= TO BE DONE =
Every entry below must be repeated exactly; skip the pictures.

####

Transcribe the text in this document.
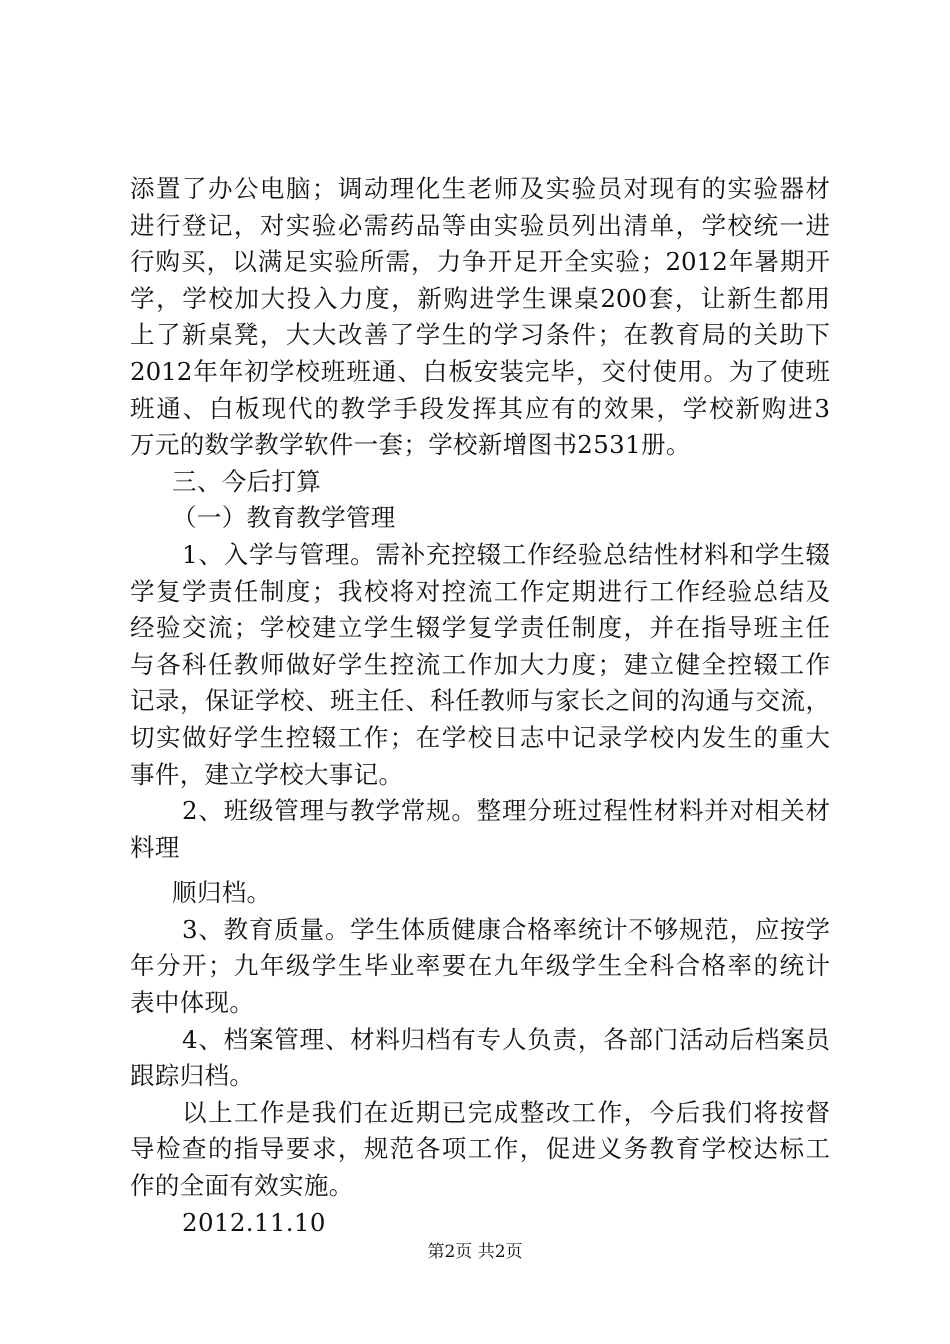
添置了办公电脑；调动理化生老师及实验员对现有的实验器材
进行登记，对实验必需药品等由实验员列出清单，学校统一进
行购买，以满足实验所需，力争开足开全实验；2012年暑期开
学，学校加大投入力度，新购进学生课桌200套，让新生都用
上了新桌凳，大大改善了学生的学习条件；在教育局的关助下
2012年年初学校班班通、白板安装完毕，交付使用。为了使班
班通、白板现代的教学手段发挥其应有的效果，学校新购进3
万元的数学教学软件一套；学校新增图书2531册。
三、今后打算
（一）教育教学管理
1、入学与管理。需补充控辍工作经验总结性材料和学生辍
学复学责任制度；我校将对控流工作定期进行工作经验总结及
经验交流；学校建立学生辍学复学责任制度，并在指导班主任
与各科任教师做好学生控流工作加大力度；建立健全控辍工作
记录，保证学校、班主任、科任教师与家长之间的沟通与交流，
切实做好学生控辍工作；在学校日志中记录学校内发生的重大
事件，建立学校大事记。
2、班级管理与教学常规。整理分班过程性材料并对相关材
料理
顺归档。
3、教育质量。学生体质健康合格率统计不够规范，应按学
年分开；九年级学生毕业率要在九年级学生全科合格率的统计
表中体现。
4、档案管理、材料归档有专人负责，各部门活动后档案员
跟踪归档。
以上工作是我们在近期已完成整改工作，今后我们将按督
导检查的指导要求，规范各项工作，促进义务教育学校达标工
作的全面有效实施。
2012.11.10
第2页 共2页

####

= CORRECT RESULT =
Transcribe the text in this document.
添置了办公电脑；调动理化生老师及实验员对现有的实验器材
进行登记，对实验必需药品等由实验员列出清单，学校统一进
行购买，以满足实验所需，力争开足开全实验；2012年暑期开
学，学校加大投入力度，新购进学生课桌200套，让新生都用
上了新桌凳，大大改善了学生的学习条件；在教育局的关助下
2012年年初学校班班通、白板安装完毕，交付使用。为了使班
班通、白板现代的教学手段发挥其应有的效果，学校新购进3
万元的数学教学软件一套；学校新增图书2531册。
三、今后打算
（一）教育教学管理
1、入学与管理。需补充控辍工作经验总结性材料和学生辍
学复学责任制度；我校将对控流工作定期进行工作经验总结及
经验交流；学校建立学生辍学复学责任制度，并在指导班主任
与各科任教师做好学生控流工作加大力度；建立健全控辍工作
记录，保证学校、班主任、科任教师与家长之间的沟通与交流，
切实做好学生控辍工作；在学校日志中记录学校内发生的重大
事件，建立学校大事记。
2、班级管理与教学常规。整理分班过程性材料并对相关材
料理
顺归档。
3、教育质量。学生体质健康合格率统计不够规范，应按学
年分开；九年级学生毕业率要在九年级学生全科合格率的统计
表中体现。
4、档案管理、材料归档有专人负责，各部门活动后档案员
跟踪归档。
以上工作是我们在近期已完成整改工作，今后我们将按督
导检查的指导要求，规范各项工作，促进义务教育学校达标工
作的全面有效实施。
2012.11.10
第2页 共2页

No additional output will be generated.